## WHAT THE TASK ASKS
Every line holding the string "CLASS" should be gathered.

++++ DATASET RECORDS

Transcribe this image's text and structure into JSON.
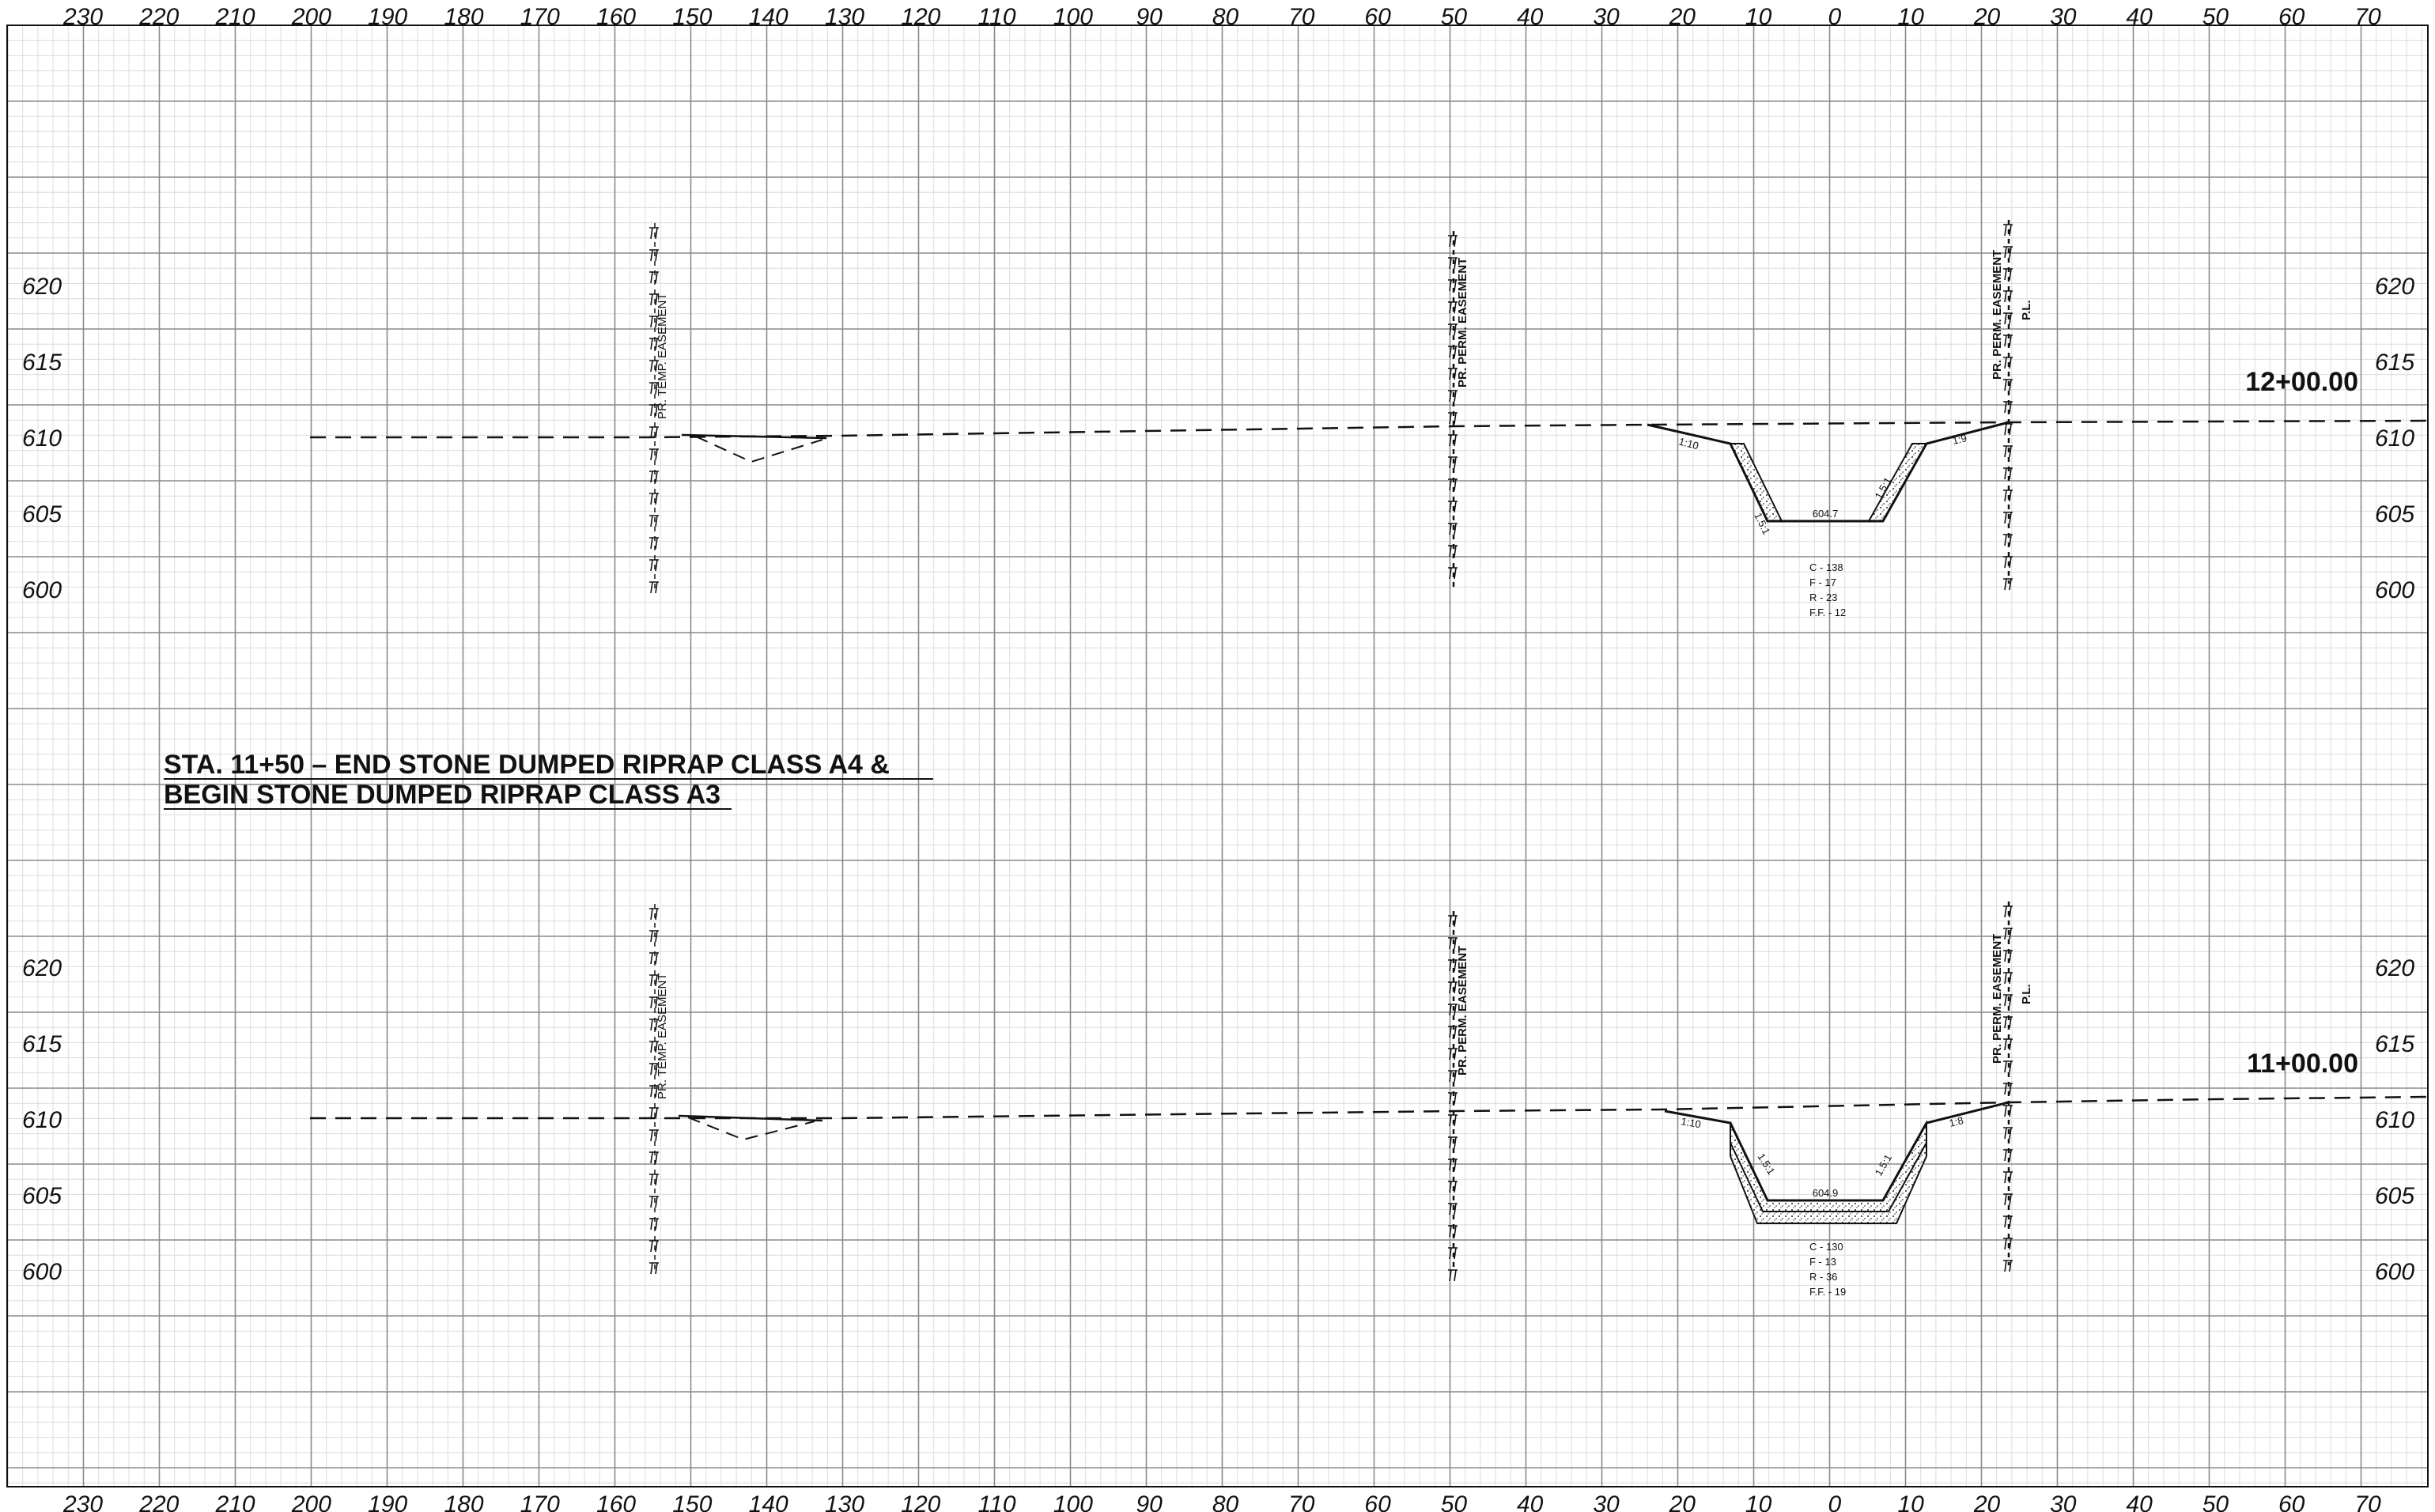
{
  "sheet": {
    "offset_scale": [
      "230",
      "220",
      "210",
      "200",
      "190",
      "180",
      "170",
      "160",
      "150",
      "140",
      "130",
      "120",
      "110",
      "100",
      "90",
      "80",
      "70",
      "60",
      "50",
      "40",
      "30",
      "20",
      "10",
      "0",
      "10",
      "20",
      "30",
      "40",
      "50",
      "60",
      "70"
    ],
    "title_line1": "STA. 11+50 – END  STONE  DUMPED  RIPRAP  CLASS  A4  &",
    "title_line2": "BEGIN  STONE  DUMPED  RIPRAP  CLASS  A3"
  },
  "sections": [
    {
      "station": "12+00.00",
      "elevations": [
        "620",
        "615",
        "610",
        "605",
        "600"
      ],
      "channel": {
        "invert_elev": "604.7",
        "left_slope": "1:10",
        "left_side_slope": "1.5:1",
        "right_side_slope": "1.5:1",
        "right_slope": "1:9"
      },
      "quantities": [
        "C - 138",
        "F - 17",
        "R - 23",
        "F.F. - 12"
      ],
      "annotations": {
        "temp_easement": "PR. TEMP. EASEMENT",
        "perm_easement_left": "PR. PERM. EASEMENT",
        "perm_easement_right": "PR. PERM. EASEMENT",
        "property_line": "P.L."
      }
    },
    {
      "station": "11+00.00",
      "elevations": [
        "620",
        "615",
        "610",
        "605",
        "600"
      ],
      "channel": {
        "invert_elev": "604.9",
        "left_slope": "1:10",
        "left_side_slope": "1.5:1",
        "right_side_slope": "1.5:1",
        "right_slope": "1:8"
      },
      "quantities": [
        "C - 130",
        "F - 13",
        "R - 36",
        "F.F. - 19"
      ],
      "annotations": {
        "temp_easement": "PR. TEMP. EASEMENT",
        "perm_easement_left": "PR. PERM. EASEMENT",
        "perm_easement_right": "PR. PERM. EASEMENT",
        "property_line": "P.L."
      }
    }
  ],
  "colors": {
    "ink": "#111111",
    "grid_major": "#8a8a8a",
    "grid_minor": "#dcdcdc"
  }
}
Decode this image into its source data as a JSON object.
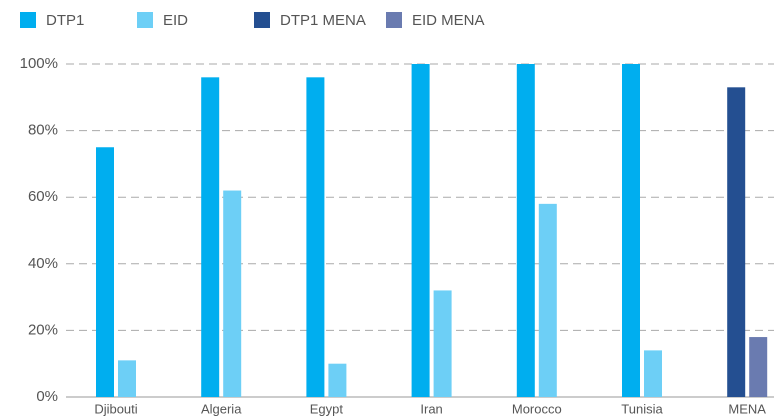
{
  "chart_data": {
    "type": "bar",
    "categories": [
      "Djibouti",
      "Algeria",
      "Egypt",
      "Iran",
      "Morocco",
      "Tunisia",
      "MENA"
    ],
    "series": [
      {
        "name": "DTP1",
        "color": "#00aeef",
        "values": [
          75,
          96,
          96,
          100,
          100,
          100,
          null
        ]
      },
      {
        "name": "EID",
        "color": "#6dcff6",
        "values": [
          11,
          62,
          10,
          32,
          58,
          14,
          null
        ]
      },
      {
        "name": "DTP1 MENA",
        "color": "#244f91",
        "values": [
          null,
          null,
          null,
          null,
          null,
          null,
          93
        ]
      },
      {
        "name": "EID MENA",
        "color": "#6a7bb0",
        "values": [
          null,
          null,
          null,
          null,
          null,
          null,
          18
        ]
      }
    ],
    "ylim": [
      0,
      100
    ],
    "yticks": [
      {
        "value": 0,
        "label": "0%"
      },
      {
        "value": 20,
        "label": "20%"
      },
      {
        "value": 40,
        "label": "40%"
      },
      {
        "value": 60,
        "label": "60%"
      },
      {
        "value": 80,
        "label": "80%"
      },
      {
        "value": 100,
        "label": "100%"
      }
    ],
    "grid": true,
    "legend": "top"
  }
}
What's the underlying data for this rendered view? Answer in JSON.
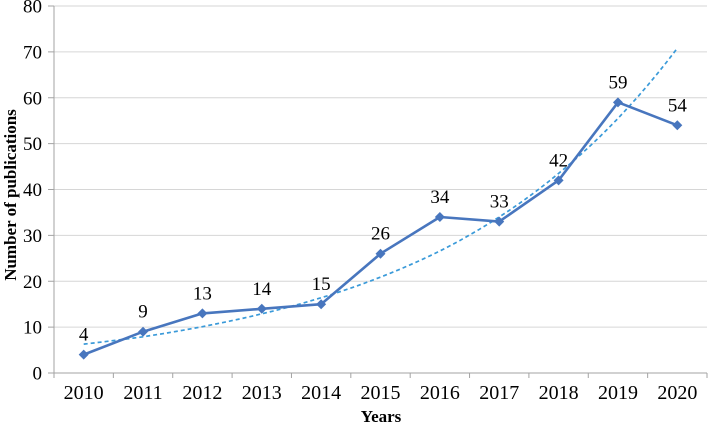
{
  "chart_data": {
    "type": "line",
    "xlabel": "Years",
    "ylabel": "Number of publications",
    "categories": [
      "2010",
      "2011",
      "2012",
      "2013",
      "2014",
      "2015",
      "2016",
      "2017",
      "2018",
      "2019",
      "2020"
    ],
    "series": [
      {
        "name": "publications",
        "style": "solid",
        "marker": "diamond",
        "values": [
          4,
          9,
          13,
          14,
          15,
          26,
          34,
          33,
          42,
          59,
          54
        ]
      },
      {
        "name": "exponential-trendline",
        "style": "dashed",
        "marker": "none",
        "values": [
          6.3,
          7.9,
          10.1,
          12.9,
          16.4,
          20.9,
          26.6,
          34.0,
          43.5,
          55.5,
          70.8
        ]
      }
    ],
    "data_labels": [
      "4",
      "9",
      "13",
      "14",
      "15",
      "26",
      "34",
      "33",
      "42",
      "59",
      "54"
    ],
    "yticks": [
      "0",
      "10",
      "20",
      "30",
      "40",
      "50",
      "60",
      "70",
      "80"
    ],
    "ylim": [
      0,
      80
    ],
    "ytick_step": 10,
    "grid": "horizontal",
    "legend": "none",
    "colors": {
      "series_line": "#4876be",
      "trend_line": "#3a9ad9",
      "gridline": "#d6d6d6",
      "axis": "#a3a3a3",
      "text": "#000000",
      "background": "#ffffff"
    }
  }
}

++++++++

## PROBLEM SOLUTION
    "title_line1": "STA. 11+50 – END  STONE  DUMPED  RIPRAP  CLASS  A4  &",
    "title_line2": "BEGIN  STONE  DUMPED  RIPRAP  CLASS  A3"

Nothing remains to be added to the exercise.